● **Stored rows**
☆ ☆ ☆ ☆

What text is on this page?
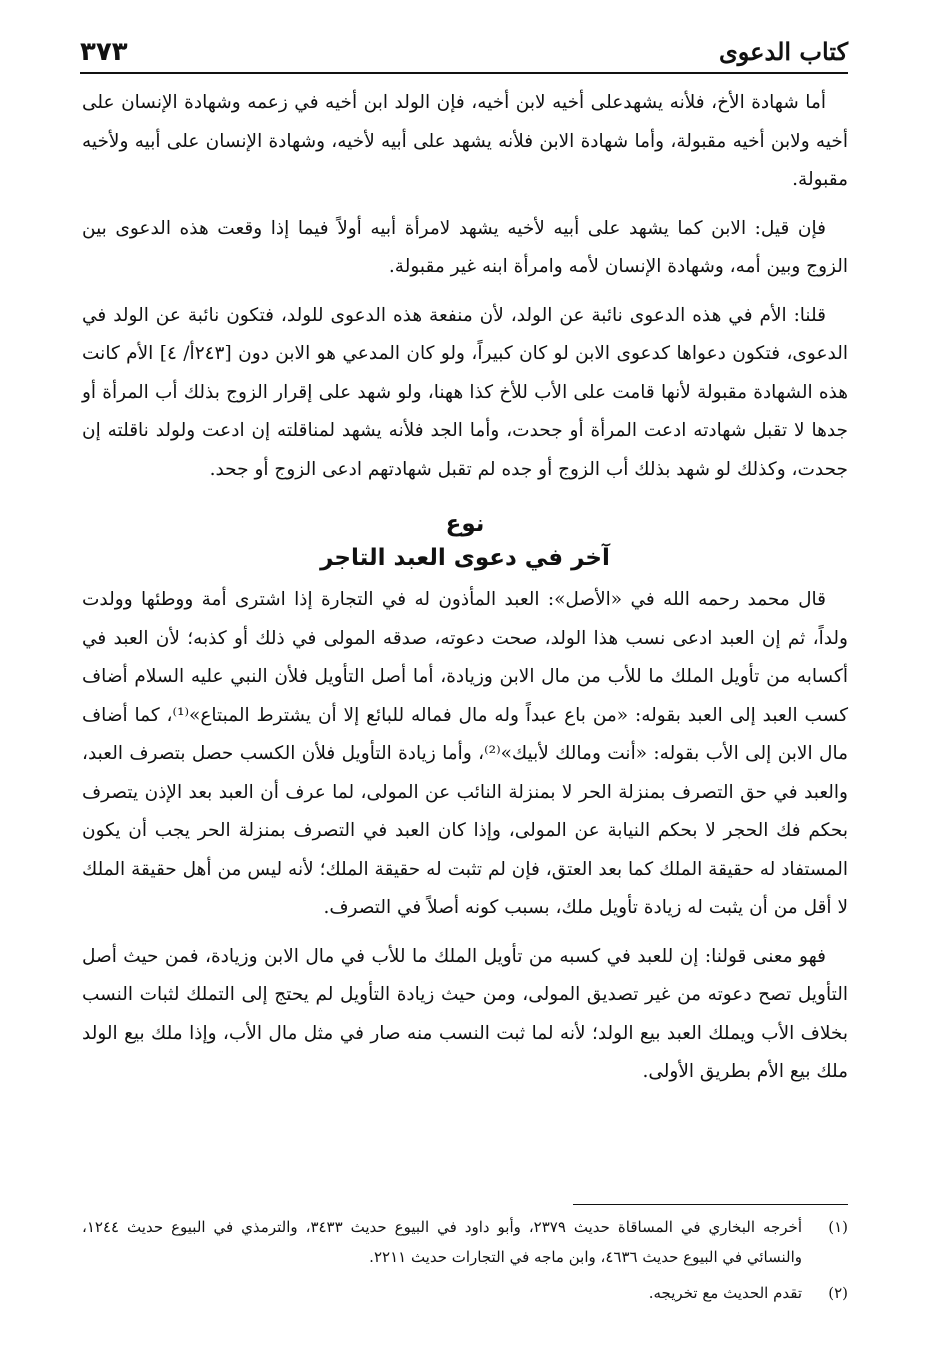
كتاب الدعوى
٣٧٣

أما شهادة الأخ، فلأنه يشهدعلى أخيه لابن أخيه، فإن الولد ابن أخيه في زعمه وشهادة الإنسان على أخيه ولابن أخيه مقبولة، وأما شهادة الابن فلأنه يشهد على أبيه لأخيه، وشهادة الإنسان على أبيه ولأخيه مقبولة.

فإن قيل: الابن كما يشهد على أبيه لأخيه يشهد لامرأة أبيه أولاً فيما إذا وقعت هذه الدعوى بين الزوج وبين أمه، وشهادة الإنسان لأمه وامرأة ابنه غير مقبولة.

قلنا: الأم في هذه الدعوى نائبة عن الولد، لأن منفعة هذه الدعوى للولد، فتكون نائبة عن الولد في الدعوى، فتكون دعواها كدعوى الابن لو كان كبيراً، ولو كان المدعي هو الابن دون [٢٤٣أ/ ٤] الأم كانت هذه الشهادة مقبولة لأنها قامت على الأب للأخ كذا ههنا، ولو شهد على إقرار الزوج بذلك أب المرأة أو جدها لا تقبل شهادته ادعت المرأة أو جحدت، وأما الجد فلأنه يشهد لمناقلته إن ادعت ولولد ناقلته إن جحدت، وكذلك لو شهد بذلك أب الزوج أو جده لم تقبل شهادتهم ادعى الزوج أو جحد.

نوع
آخر في دعوى العبد التاجر

قال محمد رحمه الله في «الأصل»: العبد المأذون له في التجارة إذا اشترى أمة ووطئها وولدت ولداً، ثم إن العبد ادعى نسب هذا الولد، صحت دعوته، صدقه المولى في ذلك أو كذبه؛ لأن العبد في أكسابه من تأويل الملك ما للأب من مال الابن وزيادة، أما أصل التأويل فلأن النبي عليه السلام أضاف كسب العبد إلى العبد بقوله: «من باع عبداً وله مال فماله للبائع إلا أن يشترط المبتاع»⁽¹⁾، كما أضاف مال الابن إلى الأب بقوله: «أنت ومالك لأبيك»⁽²⁾، وأما زيادة التأويل فلأن الكسب حصل بتصرف العبد، والعبد في حق التصرف بمنزلة الحر لا بمنزلة النائب عن المولى، لما عرف أن العبد بعد الإذن يتصرف بحكم فك الحجر لا بحكم النيابة عن المولى، وإذا كان العبد في التصرف بمنزلة الحر يجب أن يكون المستفاد له حقيقة الملك كما بعد العتق، فإن لم تثبت له حقيقة الملك؛ لأنه ليس من أهل حقيقة الملك لا أقل من أن يثبت له زيادة تأويل ملك، بسبب كونه أصلاً في التصرف.

فهو معنى قولنا: إن للعبد في كسبه من تأويل الملك ما للأب في مال الابن وزيادة، فمن حيث أصل التأويل تصح دعوته من غير تصديق المولى، ومن حيث زيادة التأويل لم يحتج إلى التملك لثبات النسب بخلاف الأب ويملك العبد بيع الولد؛ لأنه لما ثبت النسب منه صار في مثل مال الأب، وإذا ملك بيع الولد ملك بيع الأم بطريق الأولى.

(١)
أخرجه البخاري في المساقاة حديث ٢٣٧٩، وأبو داود في البيوع حديث ٣٤٣٣، والترمذي في البيوع حديث ١٢٤٤، والنسائي في البيوع حديث ٤٦٣٦، وابن ماجه في التجارات حديث ٢٢١١.
(٢)
تقدم الحديث مع تخريجه.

☆ ☆ ☆ ☆

Reproduce every line above as written, skipping pictures.

What text is on this page?
كتاب الدعوى
٣٧٣

أما شهادة الأخ، فلأنه يشهدعلى أخيه لابن أخيه، فإن الولد ابن أخيه في زعمه وشهادة الإنسان على أخيه ولابن أخيه مقبولة، وأما شهادة الابن فلأنه يشهد على أبيه لأخيه، وشهادة الإنسان على أبيه ولأخيه مقبولة.

فإن قيل: الابن كما يشهد على أبيه لأخيه يشهد لامرأة أبيه أولاً فيما إذا وقعت هذه الدعوى بين الزوج وبين أمه، وشهادة الإنسان لأمه وامرأة ابنه غير مقبولة.

قلنا: الأم في هذه الدعوى نائبة عن الولد، لأن منفعة هذه الدعوى للولد، فتكون نائبة عن الولد في الدعوى، فتكون دعواها كدعوى الابن لو كان كبيراً، ولو كان المدعي هو الابن دون [٢٤٣أ/ ٤] الأم كانت هذه الشهادة مقبولة لأنها قامت على الأب للأخ كذا ههنا، ولو شهد على إقرار الزوج بذلك أب المرأة أو جدها لا تقبل شهادته ادعت المرأة أو جحدت، وأما الجد فلأنه يشهد لمناقلته إن ادعت ولولد ناقلته إن جحدت، وكذلك لو شهد بذلك أب الزوج أو جده لم تقبل شهادتهم ادعى الزوج أو جحد.

نوع
آخر في دعوى العبد التاجر

قال محمد رحمه الله في «الأصل»: العبد المأذون له في التجارة إذا اشترى أمة ووطئها وولدت ولداً، ثم إن العبد ادعى نسب هذا الولد، صحت دعوته، صدقه المولى في ذلك أو كذبه؛ لأن العبد في أكسابه من تأويل الملك ما للأب من مال الابن وزيادة، أما أصل التأويل فلأن النبي عليه السلام أضاف كسب العبد إلى العبد بقوله: «من باع عبداً وله مال فماله للبائع إلا أن يشترط المبتاع»⁽¹⁾، كما أضاف مال الابن إلى الأب بقوله: «أنت ومالك لأبيك»⁽²⁾، وأما زيادة التأويل فلأن الكسب حصل بتصرف العبد، والعبد في حق التصرف بمنزلة الحر لا بمنزلة النائب عن المولى، لما عرف أن العبد بعد الإذن يتصرف بحكم فك الحجر لا بحكم النيابة عن المولى، وإذا كان العبد في التصرف بمنزلة الحر يجب أن يكون المستفاد له حقيقة الملك كما بعد العتق، فإن لم تثبت له حقيقة الملك؛ لأنه ليس من أهل حقيقة الملك لا أقل من أن يثبت له زيادة تأويل ملك، بسبب كونه أصلاً في التصرف.

فهو معنى قولنا: إن للعبد في كسبه من تأويل الملك ما للأب في مال الابن وزيادة، فمن حيث أصل التأويل تصح دعوته من غير تصديق المولى، ومن حيث زيادة التأويل لم يحتج إلى التملك لثبات النسب بخلاف الأب ويملك العبد بيع الولد؛ لأنه لما ثبت النسب منه صار في مثل مال الأب، وإذا ملك بيع الولد ملك بيع الأم بطريق الأولى.

(١)
أخرجه البخاري في المساقاة حديث ٢٣٧٩، وأبو داود في البيوع حديث ٣٤٣٣، والترمذي في البيوع حديث ١٢٤٤، والنسائي في البيوع حديث ٤٦٣٦، وابن ماجه في التجارات حديث ٢٢١١.
(٢)
تقدم الحديث مع تخريجه.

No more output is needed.